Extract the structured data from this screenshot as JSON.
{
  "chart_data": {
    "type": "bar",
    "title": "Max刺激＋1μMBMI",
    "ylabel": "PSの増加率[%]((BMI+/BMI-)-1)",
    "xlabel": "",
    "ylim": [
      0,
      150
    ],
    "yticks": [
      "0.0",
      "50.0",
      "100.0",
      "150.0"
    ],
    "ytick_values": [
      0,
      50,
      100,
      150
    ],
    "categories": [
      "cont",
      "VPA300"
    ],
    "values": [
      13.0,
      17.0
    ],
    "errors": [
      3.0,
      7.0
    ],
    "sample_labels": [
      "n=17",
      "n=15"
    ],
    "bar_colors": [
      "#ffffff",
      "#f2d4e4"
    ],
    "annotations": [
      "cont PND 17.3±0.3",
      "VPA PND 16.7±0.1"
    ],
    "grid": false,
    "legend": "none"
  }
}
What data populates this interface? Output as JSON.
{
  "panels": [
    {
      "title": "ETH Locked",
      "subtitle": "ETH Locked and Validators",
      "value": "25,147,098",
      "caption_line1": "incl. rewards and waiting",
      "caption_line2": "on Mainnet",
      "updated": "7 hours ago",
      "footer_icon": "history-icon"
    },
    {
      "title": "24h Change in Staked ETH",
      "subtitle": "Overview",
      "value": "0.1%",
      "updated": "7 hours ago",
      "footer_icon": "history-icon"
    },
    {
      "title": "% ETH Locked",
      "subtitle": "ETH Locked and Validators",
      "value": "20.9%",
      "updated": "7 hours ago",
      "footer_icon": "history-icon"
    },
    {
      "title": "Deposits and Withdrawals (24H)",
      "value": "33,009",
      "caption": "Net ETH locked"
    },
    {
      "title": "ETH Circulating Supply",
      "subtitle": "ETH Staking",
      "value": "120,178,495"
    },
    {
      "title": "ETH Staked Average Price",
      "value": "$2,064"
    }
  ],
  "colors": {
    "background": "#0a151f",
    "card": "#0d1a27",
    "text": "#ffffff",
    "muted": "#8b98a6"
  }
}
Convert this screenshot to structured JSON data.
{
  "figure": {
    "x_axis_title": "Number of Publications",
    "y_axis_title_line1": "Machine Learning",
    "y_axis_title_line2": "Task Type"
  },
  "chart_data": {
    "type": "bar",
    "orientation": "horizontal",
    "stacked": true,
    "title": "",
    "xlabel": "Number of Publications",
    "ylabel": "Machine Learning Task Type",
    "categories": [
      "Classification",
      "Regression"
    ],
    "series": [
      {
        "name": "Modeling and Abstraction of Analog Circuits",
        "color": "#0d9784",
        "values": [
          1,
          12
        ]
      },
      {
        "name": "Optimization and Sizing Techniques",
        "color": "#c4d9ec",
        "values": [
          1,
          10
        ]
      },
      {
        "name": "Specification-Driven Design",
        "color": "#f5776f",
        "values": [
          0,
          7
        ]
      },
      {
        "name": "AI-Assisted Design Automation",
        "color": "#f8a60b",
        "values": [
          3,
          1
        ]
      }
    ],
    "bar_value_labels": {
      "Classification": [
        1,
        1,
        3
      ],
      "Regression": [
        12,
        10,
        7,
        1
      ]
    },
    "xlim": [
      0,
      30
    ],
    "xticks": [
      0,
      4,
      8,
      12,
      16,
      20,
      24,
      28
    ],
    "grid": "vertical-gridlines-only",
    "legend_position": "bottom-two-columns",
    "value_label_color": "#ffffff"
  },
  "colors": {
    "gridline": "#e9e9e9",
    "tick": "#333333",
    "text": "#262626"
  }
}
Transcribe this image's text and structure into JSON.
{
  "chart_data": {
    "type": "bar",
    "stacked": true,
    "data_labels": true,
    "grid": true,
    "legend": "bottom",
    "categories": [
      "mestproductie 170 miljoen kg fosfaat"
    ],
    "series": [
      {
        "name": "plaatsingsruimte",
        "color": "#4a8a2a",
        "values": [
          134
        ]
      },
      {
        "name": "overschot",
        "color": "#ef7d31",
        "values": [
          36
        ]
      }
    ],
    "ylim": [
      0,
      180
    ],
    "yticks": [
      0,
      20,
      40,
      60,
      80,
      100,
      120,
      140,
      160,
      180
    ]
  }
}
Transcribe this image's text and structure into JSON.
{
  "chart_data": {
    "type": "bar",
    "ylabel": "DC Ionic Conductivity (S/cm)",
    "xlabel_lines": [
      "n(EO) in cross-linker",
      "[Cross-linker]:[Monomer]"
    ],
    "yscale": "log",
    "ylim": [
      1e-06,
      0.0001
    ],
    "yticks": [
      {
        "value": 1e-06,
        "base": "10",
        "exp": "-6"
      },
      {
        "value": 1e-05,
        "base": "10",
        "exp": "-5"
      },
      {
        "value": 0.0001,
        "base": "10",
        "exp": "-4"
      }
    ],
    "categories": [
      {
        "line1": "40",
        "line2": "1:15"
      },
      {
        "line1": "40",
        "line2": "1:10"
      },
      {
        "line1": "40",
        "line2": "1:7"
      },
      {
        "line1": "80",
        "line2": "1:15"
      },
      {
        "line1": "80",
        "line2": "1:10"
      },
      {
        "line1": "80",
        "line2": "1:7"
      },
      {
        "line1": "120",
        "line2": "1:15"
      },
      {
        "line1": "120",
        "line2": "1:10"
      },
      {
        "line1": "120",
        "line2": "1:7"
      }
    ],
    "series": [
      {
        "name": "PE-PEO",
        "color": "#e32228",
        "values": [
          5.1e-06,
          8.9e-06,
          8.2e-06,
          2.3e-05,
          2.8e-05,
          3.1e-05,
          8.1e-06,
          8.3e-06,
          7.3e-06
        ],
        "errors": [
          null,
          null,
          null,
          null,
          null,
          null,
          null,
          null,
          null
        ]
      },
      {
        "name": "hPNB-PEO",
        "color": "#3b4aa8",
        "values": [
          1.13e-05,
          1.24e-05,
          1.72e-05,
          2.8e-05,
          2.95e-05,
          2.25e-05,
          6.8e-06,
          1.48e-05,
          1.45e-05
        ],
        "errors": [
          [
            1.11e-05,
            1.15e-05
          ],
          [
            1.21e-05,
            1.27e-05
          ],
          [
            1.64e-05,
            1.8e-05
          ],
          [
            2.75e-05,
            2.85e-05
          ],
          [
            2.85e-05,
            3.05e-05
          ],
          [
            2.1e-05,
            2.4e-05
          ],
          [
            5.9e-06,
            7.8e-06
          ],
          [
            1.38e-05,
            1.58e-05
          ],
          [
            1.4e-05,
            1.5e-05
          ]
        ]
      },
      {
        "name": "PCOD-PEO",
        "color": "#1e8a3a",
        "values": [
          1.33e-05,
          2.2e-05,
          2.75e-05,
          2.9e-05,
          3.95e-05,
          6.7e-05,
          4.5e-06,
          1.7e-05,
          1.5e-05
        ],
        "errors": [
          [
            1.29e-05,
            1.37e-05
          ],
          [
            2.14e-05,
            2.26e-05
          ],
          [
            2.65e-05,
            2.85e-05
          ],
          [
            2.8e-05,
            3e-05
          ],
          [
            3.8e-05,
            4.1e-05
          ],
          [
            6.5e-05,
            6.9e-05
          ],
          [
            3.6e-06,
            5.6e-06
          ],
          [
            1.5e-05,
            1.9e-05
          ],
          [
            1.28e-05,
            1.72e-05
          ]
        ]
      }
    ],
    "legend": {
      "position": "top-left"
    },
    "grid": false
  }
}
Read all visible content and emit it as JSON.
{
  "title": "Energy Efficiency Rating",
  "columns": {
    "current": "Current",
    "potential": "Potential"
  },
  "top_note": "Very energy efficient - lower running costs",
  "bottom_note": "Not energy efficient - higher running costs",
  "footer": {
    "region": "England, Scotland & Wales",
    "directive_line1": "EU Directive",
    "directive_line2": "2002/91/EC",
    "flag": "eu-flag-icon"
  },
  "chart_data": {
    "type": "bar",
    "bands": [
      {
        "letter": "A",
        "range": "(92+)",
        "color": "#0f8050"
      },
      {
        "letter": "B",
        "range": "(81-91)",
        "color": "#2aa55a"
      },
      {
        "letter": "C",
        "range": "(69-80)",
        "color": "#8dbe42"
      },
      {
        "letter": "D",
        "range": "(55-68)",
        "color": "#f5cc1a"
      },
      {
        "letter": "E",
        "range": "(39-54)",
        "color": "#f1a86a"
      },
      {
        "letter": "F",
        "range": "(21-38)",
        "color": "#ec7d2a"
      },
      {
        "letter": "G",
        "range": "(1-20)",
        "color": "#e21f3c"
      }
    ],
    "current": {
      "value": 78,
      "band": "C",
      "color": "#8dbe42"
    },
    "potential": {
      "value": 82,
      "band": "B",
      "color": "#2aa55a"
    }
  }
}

========

» **Problem requirements**
State the number of lines in this listing that contain the string "columns", and add nothing else.

» **Exercise answer**
2